Data section:
+ + + +
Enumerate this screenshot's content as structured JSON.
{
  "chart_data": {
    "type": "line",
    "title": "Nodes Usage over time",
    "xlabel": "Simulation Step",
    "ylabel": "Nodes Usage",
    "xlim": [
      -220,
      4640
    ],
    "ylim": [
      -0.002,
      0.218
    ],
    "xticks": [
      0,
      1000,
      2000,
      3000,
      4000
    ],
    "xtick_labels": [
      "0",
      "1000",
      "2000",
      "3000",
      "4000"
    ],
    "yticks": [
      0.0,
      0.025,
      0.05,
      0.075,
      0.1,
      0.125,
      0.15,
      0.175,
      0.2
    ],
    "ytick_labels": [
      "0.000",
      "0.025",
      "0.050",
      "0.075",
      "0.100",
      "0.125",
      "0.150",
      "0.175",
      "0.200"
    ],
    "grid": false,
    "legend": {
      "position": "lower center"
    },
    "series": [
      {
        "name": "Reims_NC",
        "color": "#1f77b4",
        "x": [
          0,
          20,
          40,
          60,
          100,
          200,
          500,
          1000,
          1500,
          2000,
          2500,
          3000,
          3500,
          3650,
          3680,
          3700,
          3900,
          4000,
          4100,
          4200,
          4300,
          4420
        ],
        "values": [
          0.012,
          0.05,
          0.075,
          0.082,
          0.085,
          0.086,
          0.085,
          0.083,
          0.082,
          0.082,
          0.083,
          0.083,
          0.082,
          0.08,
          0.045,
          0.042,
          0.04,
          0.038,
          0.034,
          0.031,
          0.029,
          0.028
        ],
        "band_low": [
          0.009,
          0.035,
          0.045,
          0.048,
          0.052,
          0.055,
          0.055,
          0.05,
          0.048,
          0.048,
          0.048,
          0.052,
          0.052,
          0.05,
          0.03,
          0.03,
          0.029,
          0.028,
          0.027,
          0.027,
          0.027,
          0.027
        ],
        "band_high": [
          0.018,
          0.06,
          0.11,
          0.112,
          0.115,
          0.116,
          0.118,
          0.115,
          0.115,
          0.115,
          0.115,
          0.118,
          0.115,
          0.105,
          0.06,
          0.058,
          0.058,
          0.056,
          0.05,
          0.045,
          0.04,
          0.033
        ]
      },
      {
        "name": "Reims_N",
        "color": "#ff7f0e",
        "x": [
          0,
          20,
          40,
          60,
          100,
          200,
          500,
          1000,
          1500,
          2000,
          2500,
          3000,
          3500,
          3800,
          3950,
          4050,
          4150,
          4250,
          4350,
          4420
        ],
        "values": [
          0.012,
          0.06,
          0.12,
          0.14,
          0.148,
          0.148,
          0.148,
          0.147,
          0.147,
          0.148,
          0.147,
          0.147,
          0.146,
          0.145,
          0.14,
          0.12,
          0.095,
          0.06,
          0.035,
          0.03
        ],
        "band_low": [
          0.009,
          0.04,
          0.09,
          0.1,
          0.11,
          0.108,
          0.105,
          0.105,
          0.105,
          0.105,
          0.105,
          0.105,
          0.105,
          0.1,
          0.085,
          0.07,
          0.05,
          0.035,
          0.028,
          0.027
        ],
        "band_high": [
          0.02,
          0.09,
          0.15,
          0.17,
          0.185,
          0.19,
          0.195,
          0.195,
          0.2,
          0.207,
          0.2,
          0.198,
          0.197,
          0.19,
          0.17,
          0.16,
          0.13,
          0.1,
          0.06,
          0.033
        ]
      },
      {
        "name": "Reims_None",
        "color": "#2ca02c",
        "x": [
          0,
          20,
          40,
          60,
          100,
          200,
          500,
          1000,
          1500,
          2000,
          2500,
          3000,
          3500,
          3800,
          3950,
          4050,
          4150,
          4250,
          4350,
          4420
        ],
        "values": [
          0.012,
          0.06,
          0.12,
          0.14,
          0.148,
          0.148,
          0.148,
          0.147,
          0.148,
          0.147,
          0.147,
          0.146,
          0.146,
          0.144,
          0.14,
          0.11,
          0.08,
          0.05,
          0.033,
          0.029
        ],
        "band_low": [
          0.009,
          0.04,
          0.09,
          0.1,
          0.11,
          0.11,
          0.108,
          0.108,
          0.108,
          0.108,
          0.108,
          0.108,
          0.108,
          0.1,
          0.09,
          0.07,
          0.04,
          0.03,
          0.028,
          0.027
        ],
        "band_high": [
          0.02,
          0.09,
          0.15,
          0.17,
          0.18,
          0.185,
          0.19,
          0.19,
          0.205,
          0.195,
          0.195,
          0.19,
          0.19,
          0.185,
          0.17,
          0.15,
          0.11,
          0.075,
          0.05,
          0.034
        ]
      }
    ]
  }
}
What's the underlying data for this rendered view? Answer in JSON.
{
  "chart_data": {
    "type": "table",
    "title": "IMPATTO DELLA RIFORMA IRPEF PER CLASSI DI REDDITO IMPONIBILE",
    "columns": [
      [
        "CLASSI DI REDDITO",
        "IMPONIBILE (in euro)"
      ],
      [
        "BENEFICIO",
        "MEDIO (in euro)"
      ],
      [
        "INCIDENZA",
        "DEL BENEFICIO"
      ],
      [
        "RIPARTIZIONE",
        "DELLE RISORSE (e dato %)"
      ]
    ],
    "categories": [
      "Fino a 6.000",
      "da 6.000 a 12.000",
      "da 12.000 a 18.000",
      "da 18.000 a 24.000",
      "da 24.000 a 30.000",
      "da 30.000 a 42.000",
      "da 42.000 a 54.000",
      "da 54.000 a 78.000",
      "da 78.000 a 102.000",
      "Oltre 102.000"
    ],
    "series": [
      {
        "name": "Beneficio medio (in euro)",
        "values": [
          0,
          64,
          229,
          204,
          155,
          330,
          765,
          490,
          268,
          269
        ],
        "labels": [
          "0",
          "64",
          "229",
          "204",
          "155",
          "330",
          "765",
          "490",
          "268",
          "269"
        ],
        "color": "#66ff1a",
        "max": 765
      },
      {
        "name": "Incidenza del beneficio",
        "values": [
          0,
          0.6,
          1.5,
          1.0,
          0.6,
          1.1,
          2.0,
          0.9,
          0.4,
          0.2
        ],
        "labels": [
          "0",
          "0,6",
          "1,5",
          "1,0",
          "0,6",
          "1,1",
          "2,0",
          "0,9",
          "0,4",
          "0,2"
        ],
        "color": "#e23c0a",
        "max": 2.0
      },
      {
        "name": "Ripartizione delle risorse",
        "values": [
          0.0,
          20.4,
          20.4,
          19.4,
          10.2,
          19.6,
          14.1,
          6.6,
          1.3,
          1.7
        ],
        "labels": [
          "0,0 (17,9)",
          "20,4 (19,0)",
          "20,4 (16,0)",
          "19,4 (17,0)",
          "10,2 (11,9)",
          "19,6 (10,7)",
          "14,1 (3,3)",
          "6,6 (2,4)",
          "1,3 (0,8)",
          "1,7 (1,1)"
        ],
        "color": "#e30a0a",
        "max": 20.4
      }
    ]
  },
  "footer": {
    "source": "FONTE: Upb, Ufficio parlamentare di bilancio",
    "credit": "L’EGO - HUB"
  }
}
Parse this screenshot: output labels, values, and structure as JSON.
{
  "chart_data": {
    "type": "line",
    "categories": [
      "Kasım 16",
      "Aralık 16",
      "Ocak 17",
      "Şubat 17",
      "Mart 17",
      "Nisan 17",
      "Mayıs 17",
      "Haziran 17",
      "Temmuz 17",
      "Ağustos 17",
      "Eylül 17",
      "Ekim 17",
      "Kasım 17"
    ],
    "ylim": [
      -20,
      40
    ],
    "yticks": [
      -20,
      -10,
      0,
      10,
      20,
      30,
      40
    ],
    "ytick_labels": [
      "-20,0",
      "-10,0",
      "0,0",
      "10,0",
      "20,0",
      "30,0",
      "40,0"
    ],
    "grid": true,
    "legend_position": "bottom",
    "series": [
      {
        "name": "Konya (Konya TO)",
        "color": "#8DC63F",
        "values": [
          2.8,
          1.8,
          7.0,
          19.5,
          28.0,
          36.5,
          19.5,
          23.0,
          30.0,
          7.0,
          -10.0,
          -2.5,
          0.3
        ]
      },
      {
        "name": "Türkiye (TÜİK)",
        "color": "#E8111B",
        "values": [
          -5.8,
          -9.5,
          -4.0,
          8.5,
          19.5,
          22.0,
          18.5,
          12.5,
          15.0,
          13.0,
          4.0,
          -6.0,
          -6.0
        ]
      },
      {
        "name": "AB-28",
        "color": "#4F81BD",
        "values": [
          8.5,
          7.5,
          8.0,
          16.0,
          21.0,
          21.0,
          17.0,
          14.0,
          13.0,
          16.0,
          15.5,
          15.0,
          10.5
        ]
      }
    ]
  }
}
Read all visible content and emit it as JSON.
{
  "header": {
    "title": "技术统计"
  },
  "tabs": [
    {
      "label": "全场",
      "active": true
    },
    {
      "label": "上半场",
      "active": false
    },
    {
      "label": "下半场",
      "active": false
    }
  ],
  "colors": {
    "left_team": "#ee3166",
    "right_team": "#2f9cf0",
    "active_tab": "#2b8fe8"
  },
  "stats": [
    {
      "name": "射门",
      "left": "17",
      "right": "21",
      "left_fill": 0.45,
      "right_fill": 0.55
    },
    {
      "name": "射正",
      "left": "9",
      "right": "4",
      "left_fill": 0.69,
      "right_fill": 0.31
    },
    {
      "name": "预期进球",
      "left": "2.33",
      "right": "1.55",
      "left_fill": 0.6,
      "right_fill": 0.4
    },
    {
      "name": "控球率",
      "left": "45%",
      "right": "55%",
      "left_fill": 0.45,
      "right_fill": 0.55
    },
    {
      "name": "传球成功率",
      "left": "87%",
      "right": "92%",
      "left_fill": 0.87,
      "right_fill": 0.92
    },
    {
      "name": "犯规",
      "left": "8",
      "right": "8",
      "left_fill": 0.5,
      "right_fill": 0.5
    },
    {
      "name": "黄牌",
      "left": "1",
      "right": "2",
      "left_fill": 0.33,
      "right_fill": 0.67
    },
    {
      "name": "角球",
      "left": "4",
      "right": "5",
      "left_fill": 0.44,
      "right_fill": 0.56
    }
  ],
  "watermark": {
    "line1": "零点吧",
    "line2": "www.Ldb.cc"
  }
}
+ + + +
What is needed: List all lines in the material containing the string "screenshot".

Exercise solution:
Enumerate this screenshot's content as structured JSON.
Parse this screenshot: output labels, values, and structure as JSON.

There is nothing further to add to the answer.